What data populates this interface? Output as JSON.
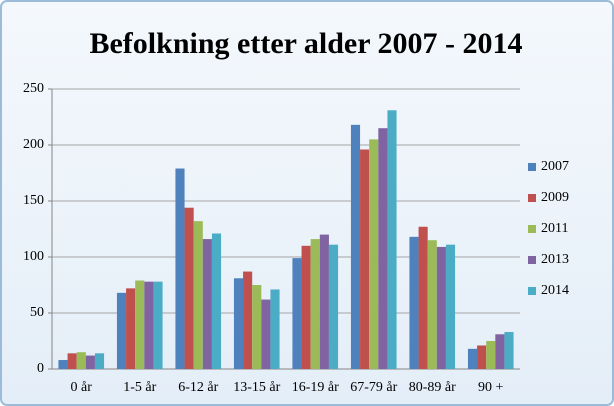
{
  "chart_data": {
    "type": "bar",
    "title": "Befolkning etter alder 2007 - 2014",
    "categories": [
      "0 år",
      "1-5 år",
      "6-12 år",
      "13-15 år",
      "16-19 år",
      "67-79 år",
      "80-89 år",
      "90 +"
    ],
    "series": [
      {
        "name": "2007",
        "color": "#4f81bd",
        "values": [
          8,
          68,
          179,
          81,
          99,
          218,
          118,
          18
        ]
      },
      {
        "name": "2009",
        "color": "#c0504d",
        "values": [
          14,
          72,
          144,
          87,
          110,
          196,
          127,
          21
        ]
      },
      {
        "name": "2011",
        "color": "#9bbb59",
        "values": [
          15,
          79,
          132,
          75,
          116,
          205,
          115,
          25
        ]
      },
      {
        "name": "2013",
        "color": "#8064a2",
        "values": [
          12,
          78,
          116,
          62,
          120,
          215,
          109,
          31
        ]
      },
      {
        "name": "2014",
        "color": "#4bacc6",
        "values": [
          14,
          78,
          121,
          71,
          111,
          231,
          111,
          33
        ]
      }
    ],
    "ylim": [
      0,
      250
    ],
    "yticks": [
      0,
      50,
      100,
      150,
      200,
      250
    ],
    "grid": true,
    "legend": "right"
  }
}
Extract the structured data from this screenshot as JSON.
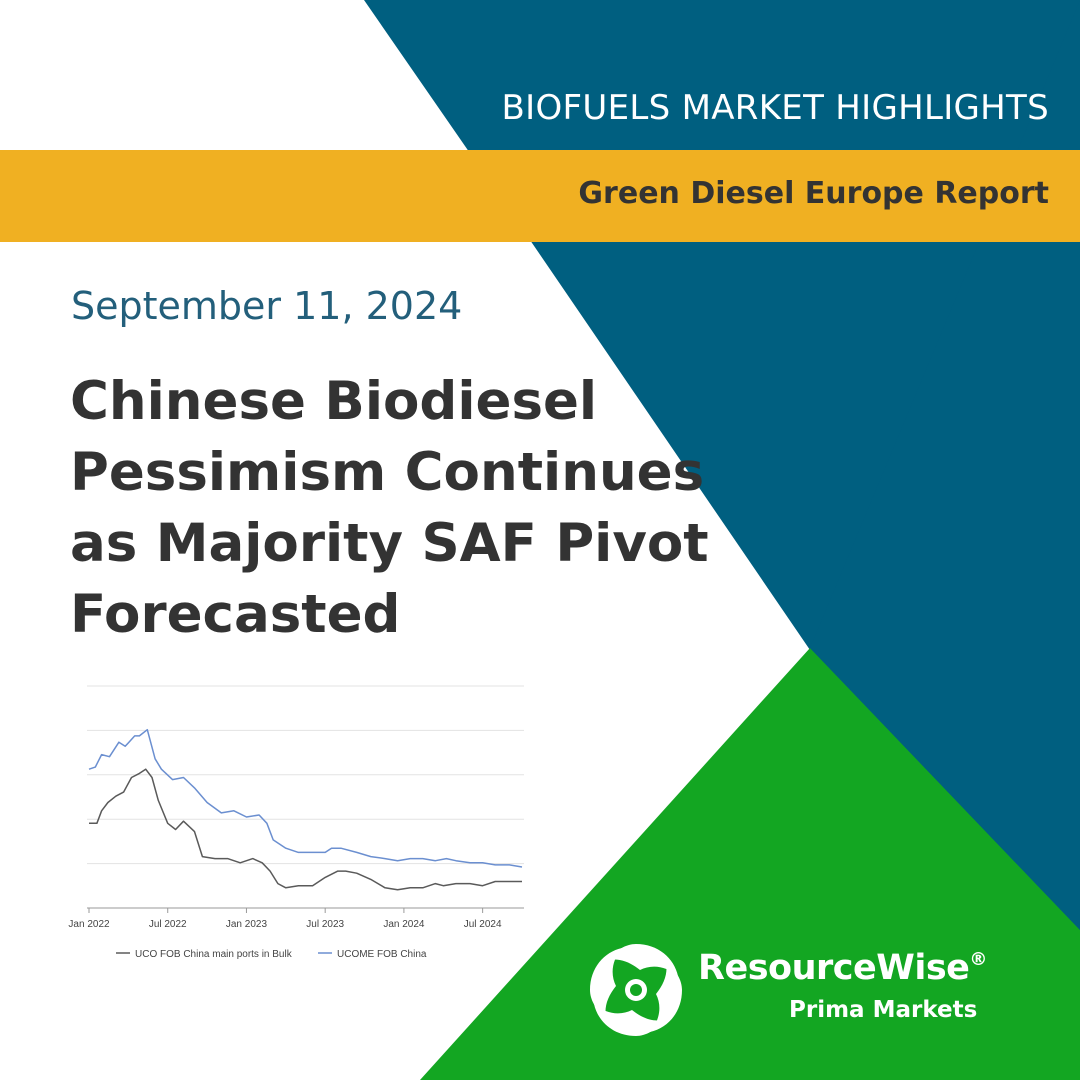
{
  "header": {
    "series_title": "BIOFUELS MARKET HIGHLIGHTS",
    "report_name": "Green Diesel Europe Report"
  },
  "date": "September 11, 2024",
  "headline": {
    "lines": [
      "Chinese Biodiesel",
      "Pessimism Continues",
      "as Majority SAF Pivot",
      "Forecasted"
    ]
  },
  "brand": {
    "name": "ResourceWise",
    "registered_mark": "®",
    "subtitle": "Prima Markets",
    "logo_icon": "resourcewise-swirl-icon"
  },
  "colors": {
    "navy": "#005f80",
    "gold": "#f0b022",
    "green": "#13a622",
    "text_dark": "#333333",
    "date_blue": "#235f7b",
    "series_uco": "#5a5a5a",
    "series_ucome": "#6b8fd0"
  },
  "chart_data": {
    "type": "line",
    "title": "",
    "xlabel": "",
    "ylabel": "",
    "x_ticks": [
      "Jan 2022",
      "Jul 2022",
      "Jan 2023",
      "Jul 2023",
      "Jan 2024",
      "Jul 2024"
    ],
    "y_ticks": [],
    "grid": true,
    "legend_position": "bottom",
    "x_range": [
      2022.0,
      2024.75
    ],
    "y_range": [
      0,
      100
    ],
    "series": [
      {
        "name": "UCO FOB China main ports in Bulk",
        "color": "#5a5a5a",
        "points": [
          [
            2022.0,
            34
          ],
          [
            2022.05,
            34
          ],
          [
            2022.08,
            40
          ],
          [
            2022.12,
            44
          ],
          [
            2022.17,
            47
          ],
          [
            2022.22,
            49
          ],
          [
            2022.27,
            56
          ],
          [
            2022.32,
            58
          ],
          [
            2022.36,
            60
          ],
          [
            2022.4,
            56
          ],
          [
            2022.44,
            45
          ],
          [
            2022.5,
            34
          ],
          [
            2022.55,
            31
          ],
          [
            2022.6,
            35
          ],
          [
            2022.67,
            30
          ],
          [
            2022.72,
            18
          ],
          [
            2022.8,
            17
          ],
          [
            2022.88,
            17
          ],
          [
            2022.96,
            15
          ],
          [
            2023.04,
            17
          ],
          [
            2023.1,
            15
          ],
          [
            2023.15,
            11
          ],
          [
            2023.2,
            5
          ],
          [
            2023.25,
            3
          ],
          [
            2023.33,
            4
          ],
          [
            2023.42,
            4
          ],
          [
            2023.5,
            8
          ],
          [
            2023.58,
            11
          ],
          [
            2023.63,
            11
          ],
          [
            2023.7,
            10
          ],
          [
            2023.79,
            7
          ],
          [
            2023.88,
            3
          ],
          [
            2023.96,
            2
          ],
          [
            2024.04,
            3
          ],
          [
            2024.12,
            3
          ],
          [
            2024.2,
            5
          ],
          [
            2024.25,
            4
          ],
          [
            2024.33,
            5
          ],
          [
            2024.42,
            5
          ],
          [
            2024.5,
            4
          ],
          [
            2024.58,
            6
          ],
          [
            2024.67,
            6
          ],
          [
            2024.75,
            6
          ]
        ]
      },
      {
        "name": "UCOME FOB China",
        "color": "#6b8fd0",
        "points": [
          [
            2022.0,
            60
          ],
          [
            2022.04,
            61
          ],
          [
            2022.08,
            67
          ],
          [
            2022.13,
            66
          ],
          [
            2022.19,
            73
          ],
          [
            2022.23,
            71
          ],
          [
            2022.29,
            76
          ],
          [
            2022.32,
            76
          ],
          [
            2022.37,
            79
          ],
          [
            2022.42,
            65
          ],
          [
            2022.46,
            60
          ],
          [
            2022.53,
            55
          ],
          [
            2022.6,
            56
          ],
          [
            2022.67,
            51
          ],
          [
            2022.75,
            44
          ],
          [
            2022.84,
            39
          ],
          [
            2022.92,
            40
          ],
          [
            2023.0,
            37
          ],
          [
            2023.08,
            38
          ],
          [
            2023.13,
            34
          ],
          [
            2023.17,
            26
          ],
          [
            2023.25,
            22
          ],
          [
            2023.33,
            20
          ],
          [
            2023.42,
            20
          ],
          [
            2023.5,
            20
          ],
          [
            2023.54,
            22
          ],
          [
            2023.6,
            22
          ],
          [
            2023.7,
            20
          ],
          [
            2023.79,
            18
          ],
          [
            2023.88,
            17
          ],
          [
            2023.96,
            16
          ],
          [
            2024.04,
            17
          ],
          [
            2024.12,
            17
          ],
          [
            2024.2,
            16
          ],
          [
            2024.27,
            17
          ],
          [
            2024.33,
            16
          ],
          [
            2024.42,
            15
          ],
          [
            2024.5,
            15
          ],
          [
            2024.58,
            14
          ],
          [
            2024.67,
            14
          ],
          [
            2024.75,
            13
          ]
        ]
      }
    ]
  }
}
-- -- --
(Work to do): Among the entries, how many lines contain the string "China"? Give the number without anything else.

(Task result): 2